(Data entries)
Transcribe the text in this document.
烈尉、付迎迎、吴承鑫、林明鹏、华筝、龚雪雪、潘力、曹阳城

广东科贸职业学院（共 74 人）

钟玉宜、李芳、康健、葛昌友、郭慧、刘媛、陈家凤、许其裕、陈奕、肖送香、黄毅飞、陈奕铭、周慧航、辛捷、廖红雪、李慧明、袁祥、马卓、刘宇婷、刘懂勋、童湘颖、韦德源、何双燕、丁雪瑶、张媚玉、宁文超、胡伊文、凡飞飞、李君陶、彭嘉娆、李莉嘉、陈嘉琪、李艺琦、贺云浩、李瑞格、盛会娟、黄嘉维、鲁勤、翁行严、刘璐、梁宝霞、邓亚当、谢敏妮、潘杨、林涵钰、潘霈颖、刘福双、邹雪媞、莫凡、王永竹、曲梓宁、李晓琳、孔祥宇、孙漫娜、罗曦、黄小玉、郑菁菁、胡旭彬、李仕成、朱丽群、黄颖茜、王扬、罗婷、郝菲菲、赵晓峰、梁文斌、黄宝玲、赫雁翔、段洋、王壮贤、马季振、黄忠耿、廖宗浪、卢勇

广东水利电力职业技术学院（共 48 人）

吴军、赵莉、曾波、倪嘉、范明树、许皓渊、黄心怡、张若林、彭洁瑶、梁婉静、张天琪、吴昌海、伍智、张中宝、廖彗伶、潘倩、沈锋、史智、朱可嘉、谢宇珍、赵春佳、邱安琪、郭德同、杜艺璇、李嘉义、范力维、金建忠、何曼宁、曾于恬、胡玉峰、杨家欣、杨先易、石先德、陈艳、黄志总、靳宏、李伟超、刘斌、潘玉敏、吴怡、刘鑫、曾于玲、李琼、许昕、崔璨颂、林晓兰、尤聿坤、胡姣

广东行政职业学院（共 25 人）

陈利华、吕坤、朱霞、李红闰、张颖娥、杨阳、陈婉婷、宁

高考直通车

What is asked: Reproduce the listing in full. Keep it exactly as written.

Problem solution:
Transcribe the text in this document.
烈尉、付迎迎、吴承鑫、林明鹏、华筝、龚雪雪、潘力、曹阳城

广东科贸职业学院（共 74 人）

钟玉宜、李芳、康健、葛昌友、郭慧、刘媛、陈家凤、许其裕、陈奕、肖送香、黄毅飞、陈奕铭、周慧航、辛捷、廖红雪、李慧明、袁祥、马卓、刘宇婷、刘懂勋、童湘颖、韦德源、何双燕、丁雪瑶、张媚玉、宁文超、胡伊文、凡飞飞、李君陶、彭嘉娆、李莉嘉、陈嘉琪、李艺琦、贺云浩、李瑞格、盛会娟、黄嘉维、鲁勤、翁行严、刘璐、梁宝霞、邓亚当、谢敏妮、潘杨、林涵钰、潘霈颖、刘福双、邹雪媞、莫凡、王永竹、曲梓宁、李晓琳、孔祥宇、孙漫娜、罗曦、黄小玉、郑菁菁、胡旭彬、李仕成、朱丽群、黄颖茜、王扬、罗婷、郝菲菲、赵晓峰、梁文斌、黄宝玲、赫雁翔、段洋、王壮贤、马季振、黄忠耿、廖宗浪、卢勇

广东水利电力职业技术学院（共 48 人）

吴军、赵莉、曾波、倪嘉、范明树、许皓渊、黄心怡、张若林、彭洁瑶、梁婉静、张天琪、吴昌海、伍智、张中宝、廖彗伶、潘倩、沈锋、史智、朱可嘉、谢宇珍、赵春佳、邱安琪、郭德同、杜艺璇、李嘉义、范力维、金建忠、何曼宁、曾于恬、胡玉峰、杨家欣、杨先易、石先德、陈艳、黄志总、靳宏、李伟超、刘斌、潘玉敏、吴怡、刘鑫、曾于玲、李琼、许昕、崔璨颂、林晓兰、尤聿坤、胡姣

广东行政职业学院（共 25 人）

陈利华、吕坤、朱霞、李红闰、张颖娥、杨阳、陈婉婷、宁

高考直通车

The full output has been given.